WRITTEN PROBLEM
Go through the records below line by line. Count the lines with "исполнителем" and give the count alone.

DATASET ENTRIES
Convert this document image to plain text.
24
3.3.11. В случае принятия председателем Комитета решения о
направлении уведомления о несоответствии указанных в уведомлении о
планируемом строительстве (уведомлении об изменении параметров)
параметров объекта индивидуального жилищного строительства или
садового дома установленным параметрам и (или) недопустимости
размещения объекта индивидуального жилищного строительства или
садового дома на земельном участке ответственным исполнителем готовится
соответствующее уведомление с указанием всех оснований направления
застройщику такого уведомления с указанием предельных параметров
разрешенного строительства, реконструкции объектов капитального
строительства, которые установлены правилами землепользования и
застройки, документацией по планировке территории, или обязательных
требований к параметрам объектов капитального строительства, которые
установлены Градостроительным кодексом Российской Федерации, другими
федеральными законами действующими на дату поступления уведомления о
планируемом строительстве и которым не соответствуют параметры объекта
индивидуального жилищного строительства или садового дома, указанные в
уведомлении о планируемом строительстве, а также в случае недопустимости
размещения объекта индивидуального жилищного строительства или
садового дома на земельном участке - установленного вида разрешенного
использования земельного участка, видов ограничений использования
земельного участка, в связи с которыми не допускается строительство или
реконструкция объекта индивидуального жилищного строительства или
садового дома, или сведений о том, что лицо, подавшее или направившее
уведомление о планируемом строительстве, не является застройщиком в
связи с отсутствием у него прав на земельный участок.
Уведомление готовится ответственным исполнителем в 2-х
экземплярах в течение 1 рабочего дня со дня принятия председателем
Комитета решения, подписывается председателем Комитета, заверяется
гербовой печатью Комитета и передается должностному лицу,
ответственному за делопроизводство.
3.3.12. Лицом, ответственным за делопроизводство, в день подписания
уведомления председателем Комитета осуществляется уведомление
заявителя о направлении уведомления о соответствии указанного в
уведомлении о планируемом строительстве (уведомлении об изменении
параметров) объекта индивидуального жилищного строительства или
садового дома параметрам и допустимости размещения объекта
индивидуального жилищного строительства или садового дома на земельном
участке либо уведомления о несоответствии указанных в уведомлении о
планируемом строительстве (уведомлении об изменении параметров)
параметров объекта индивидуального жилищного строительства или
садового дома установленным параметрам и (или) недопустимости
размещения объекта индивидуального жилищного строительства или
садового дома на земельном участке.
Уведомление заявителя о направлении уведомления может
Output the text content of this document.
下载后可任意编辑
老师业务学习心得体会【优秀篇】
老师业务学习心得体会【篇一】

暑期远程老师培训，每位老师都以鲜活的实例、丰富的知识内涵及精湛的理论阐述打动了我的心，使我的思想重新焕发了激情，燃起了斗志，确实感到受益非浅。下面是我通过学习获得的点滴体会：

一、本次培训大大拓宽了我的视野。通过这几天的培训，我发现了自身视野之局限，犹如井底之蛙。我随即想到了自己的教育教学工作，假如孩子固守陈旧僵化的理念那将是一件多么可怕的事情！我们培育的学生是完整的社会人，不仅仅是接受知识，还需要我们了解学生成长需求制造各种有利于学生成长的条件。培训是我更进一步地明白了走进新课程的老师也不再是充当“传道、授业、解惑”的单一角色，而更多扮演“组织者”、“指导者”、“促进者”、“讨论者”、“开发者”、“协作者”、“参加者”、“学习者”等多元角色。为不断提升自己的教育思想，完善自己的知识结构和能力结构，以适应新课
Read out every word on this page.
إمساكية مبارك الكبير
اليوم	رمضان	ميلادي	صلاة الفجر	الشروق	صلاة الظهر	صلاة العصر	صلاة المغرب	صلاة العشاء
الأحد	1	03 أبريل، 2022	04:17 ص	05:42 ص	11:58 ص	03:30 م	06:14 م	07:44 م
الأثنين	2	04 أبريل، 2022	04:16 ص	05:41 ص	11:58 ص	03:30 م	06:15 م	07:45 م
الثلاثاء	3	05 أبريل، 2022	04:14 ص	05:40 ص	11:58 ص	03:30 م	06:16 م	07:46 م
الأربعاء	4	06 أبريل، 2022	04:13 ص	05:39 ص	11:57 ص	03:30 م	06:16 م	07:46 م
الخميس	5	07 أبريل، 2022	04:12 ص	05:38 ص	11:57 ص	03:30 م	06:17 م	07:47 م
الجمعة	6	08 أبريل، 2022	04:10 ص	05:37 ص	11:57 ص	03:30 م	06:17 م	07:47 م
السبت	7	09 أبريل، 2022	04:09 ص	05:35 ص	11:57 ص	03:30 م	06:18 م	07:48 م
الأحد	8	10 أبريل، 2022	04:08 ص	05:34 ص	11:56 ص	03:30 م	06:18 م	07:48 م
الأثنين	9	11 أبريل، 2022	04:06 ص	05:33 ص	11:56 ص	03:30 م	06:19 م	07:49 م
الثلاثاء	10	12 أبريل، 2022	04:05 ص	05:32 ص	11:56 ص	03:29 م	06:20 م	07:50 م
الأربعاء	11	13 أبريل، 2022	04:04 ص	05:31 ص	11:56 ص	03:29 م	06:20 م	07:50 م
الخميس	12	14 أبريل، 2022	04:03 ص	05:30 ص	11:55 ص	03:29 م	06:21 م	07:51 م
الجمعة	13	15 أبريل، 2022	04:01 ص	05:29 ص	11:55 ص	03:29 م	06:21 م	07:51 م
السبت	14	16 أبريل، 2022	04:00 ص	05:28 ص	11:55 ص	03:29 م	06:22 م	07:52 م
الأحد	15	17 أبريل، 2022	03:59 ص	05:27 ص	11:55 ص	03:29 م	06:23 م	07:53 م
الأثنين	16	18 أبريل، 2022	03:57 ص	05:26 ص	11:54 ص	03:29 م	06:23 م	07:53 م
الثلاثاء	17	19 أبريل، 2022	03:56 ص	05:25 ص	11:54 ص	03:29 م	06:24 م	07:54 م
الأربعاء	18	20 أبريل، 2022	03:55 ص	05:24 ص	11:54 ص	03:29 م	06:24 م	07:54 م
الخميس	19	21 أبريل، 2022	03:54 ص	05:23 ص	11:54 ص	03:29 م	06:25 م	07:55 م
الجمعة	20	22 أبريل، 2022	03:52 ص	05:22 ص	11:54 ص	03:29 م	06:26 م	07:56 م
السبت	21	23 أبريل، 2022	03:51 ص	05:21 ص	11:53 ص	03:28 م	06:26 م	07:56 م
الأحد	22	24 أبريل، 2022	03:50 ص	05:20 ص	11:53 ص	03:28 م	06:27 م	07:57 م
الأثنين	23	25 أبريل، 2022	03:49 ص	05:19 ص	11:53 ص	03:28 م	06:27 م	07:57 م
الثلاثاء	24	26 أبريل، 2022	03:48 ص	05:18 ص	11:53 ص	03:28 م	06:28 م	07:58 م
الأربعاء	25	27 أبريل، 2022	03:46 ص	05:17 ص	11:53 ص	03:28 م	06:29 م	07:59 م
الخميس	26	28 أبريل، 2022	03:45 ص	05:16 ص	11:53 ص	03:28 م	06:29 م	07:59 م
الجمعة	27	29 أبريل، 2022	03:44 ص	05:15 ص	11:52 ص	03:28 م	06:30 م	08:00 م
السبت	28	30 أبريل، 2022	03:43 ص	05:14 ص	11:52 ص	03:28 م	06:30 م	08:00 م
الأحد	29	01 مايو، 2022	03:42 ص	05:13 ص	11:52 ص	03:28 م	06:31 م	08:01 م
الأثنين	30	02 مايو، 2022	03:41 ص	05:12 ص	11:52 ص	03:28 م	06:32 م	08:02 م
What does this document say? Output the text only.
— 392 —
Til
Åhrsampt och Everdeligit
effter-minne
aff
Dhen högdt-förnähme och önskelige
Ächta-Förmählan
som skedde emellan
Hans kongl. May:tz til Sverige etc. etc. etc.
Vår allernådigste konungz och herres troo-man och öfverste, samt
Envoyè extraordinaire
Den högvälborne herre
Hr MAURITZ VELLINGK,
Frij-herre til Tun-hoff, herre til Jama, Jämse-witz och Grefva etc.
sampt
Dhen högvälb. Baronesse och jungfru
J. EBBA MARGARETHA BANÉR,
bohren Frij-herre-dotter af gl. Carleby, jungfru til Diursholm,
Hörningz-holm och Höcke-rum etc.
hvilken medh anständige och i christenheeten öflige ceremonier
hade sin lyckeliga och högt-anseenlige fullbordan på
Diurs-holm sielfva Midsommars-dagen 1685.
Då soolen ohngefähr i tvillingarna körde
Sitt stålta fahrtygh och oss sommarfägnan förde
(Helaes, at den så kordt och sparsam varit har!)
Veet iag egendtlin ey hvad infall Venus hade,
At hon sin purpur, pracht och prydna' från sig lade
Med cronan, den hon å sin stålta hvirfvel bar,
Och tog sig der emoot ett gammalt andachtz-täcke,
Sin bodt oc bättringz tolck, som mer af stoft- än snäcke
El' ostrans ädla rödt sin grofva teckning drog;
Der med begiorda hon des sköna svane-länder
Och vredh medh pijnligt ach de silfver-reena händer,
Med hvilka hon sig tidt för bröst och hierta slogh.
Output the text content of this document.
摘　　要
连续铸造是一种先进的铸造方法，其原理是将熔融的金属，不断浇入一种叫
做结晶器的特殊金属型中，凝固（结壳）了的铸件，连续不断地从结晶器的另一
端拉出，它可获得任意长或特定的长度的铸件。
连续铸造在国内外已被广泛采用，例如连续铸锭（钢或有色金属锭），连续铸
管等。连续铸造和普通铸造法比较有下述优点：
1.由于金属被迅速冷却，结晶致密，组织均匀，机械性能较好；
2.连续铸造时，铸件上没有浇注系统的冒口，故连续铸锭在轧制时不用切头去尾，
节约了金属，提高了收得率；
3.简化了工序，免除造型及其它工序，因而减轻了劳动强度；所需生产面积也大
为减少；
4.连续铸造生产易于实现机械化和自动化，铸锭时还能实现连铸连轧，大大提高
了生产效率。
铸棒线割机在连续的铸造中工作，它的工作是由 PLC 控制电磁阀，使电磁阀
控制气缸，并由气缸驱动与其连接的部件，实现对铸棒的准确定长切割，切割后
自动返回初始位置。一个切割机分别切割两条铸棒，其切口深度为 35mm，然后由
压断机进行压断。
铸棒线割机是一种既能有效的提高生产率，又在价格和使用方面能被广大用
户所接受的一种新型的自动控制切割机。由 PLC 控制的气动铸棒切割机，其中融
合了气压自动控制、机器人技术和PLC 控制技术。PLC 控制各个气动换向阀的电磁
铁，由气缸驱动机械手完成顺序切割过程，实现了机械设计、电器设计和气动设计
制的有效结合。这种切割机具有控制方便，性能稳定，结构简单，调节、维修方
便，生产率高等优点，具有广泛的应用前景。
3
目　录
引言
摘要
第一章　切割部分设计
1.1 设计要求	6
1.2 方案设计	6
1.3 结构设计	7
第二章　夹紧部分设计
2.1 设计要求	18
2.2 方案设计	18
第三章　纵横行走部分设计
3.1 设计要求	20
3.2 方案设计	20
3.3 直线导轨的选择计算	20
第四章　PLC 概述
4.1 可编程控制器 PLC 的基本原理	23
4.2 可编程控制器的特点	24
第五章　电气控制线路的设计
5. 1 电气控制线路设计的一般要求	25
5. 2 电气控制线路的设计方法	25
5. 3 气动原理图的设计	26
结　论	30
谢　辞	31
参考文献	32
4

WRITTEN SOLUTION
2